(Exercise brief):
Can you print the data exactly and leave out each image?

══════════

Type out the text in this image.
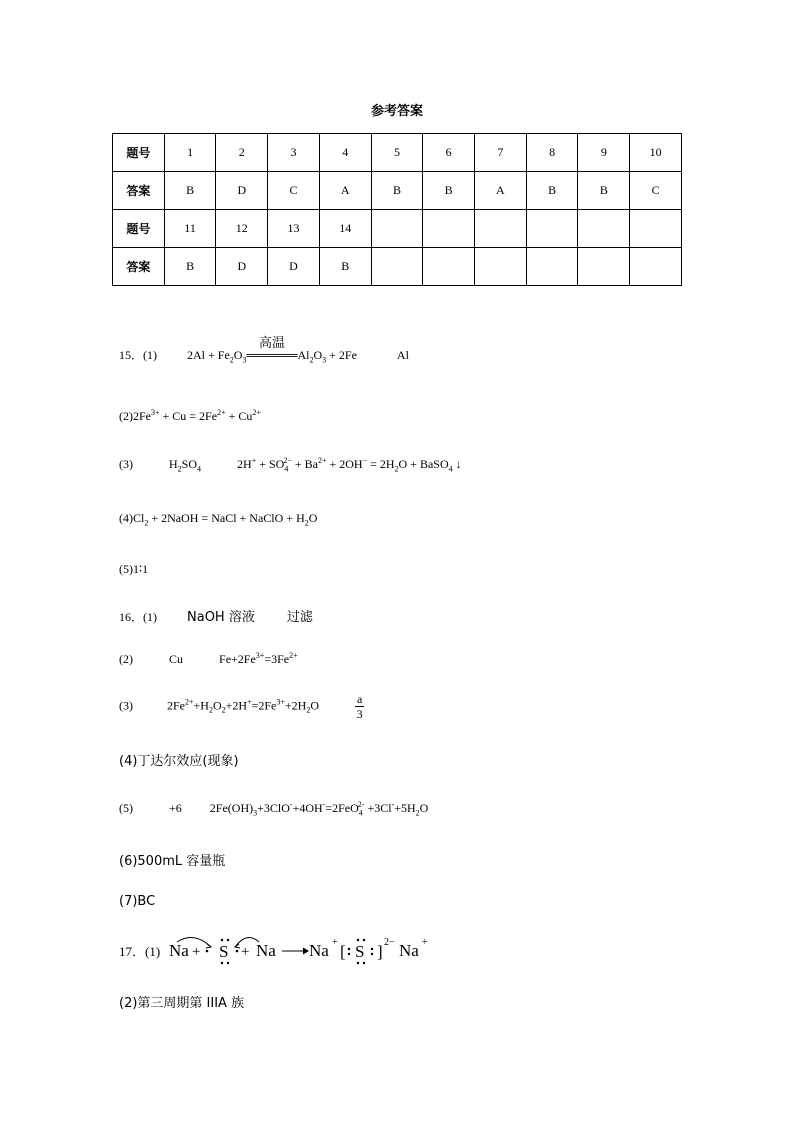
参考答案
题号	1	2	3	4	5	6	7	8	9	10
答案	B	D	C	A	B	B	A	B	B	C
题号	11	12	13	14						
答案	B	D	D	B						
15．(1)	$2Al + Fe_2O_3$
高温
$══════Al_2O_3 + 2Fe$	Al
$(2)2Fe^{3+} + Cu = 2Fe^{2+} + Cu^{2+}$
(3)	$H_2SO_4$	$2H^+ + SO_4^{2-} + Ba^{2+} + 2OH^- = 2H_2O$ + BaSO$_4$ ↓
$(4)Cl_2$ + 2NaOH = NaCl + NaClO + $H_2O$
(5)1∶1
16．(1) NaOH 溶液 过滤
(2)	Cu	$Fe+2Fe^{3+}=3Fe^{2+}$
(3)	$2Fe^{2+}+H_2O_2+2H^+=2Fe^{3+}+2H_2O$	$\frac{a}{3}$
(4)丁达尔效应(现象)
(5)	+6 $2Fe(OH)_3+3ClO^-+4OH^-=2FeO_4^{2-} +3Cl^-+5H_2O$
(6)500mL 容量瓶
(7)BC
17．(1) Na + S + Na Na + [ S ] 2− Na +
(2)第三周期第 IIIA 族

══════════

(Reply to the exercise):
Type out the text in this image.
参考答案
题号	1	2	3	4	5	6	7	8	9	10
答案	B	D	C	A	B	B	A	B	B	C
题号	11	12	13	14						
答案	B	D	D	B						
15．(1)	$2Al + Fe_2O_3$
高温
$══════Al_2O_3 + 2Fe$	Al
$(2)2Fe^{3+} + Cu = 2Fe^{2+} + Cu^{2+}$
(3)	$H_2SO_4$	$2H^+ + SO_4^{2-} + Ba^{2+} + 2OH^- = 2H_2O$ + BaSO$_4$ ↓
$(4)Cl_2$ + 2NaOH = NaCl + NaClO + $H_2O$
(5)1∶1
16．(1) NaOH 溶液 过滤
(2)	Cu	$Fe+2Fe^{3+}=3Fe^{2+}$
(3)	$2Fe^{2+}+H_2O_2+2H^+=2Fe^{3+}+2H_2O$	$\frac{a}{3}$
(4)丁达尔效应(现象)
(5)	+6 $2Fe(OH)_3+3ClO^-+4OH^-=2FeO_4^{2-} +3Cl^-+5H_2O$
(6)500mL 容量瓶
(7)BC
17．(1) Na + S + Na Na + [ S ] 2− Na +
(2)第三周期第 IIIA 族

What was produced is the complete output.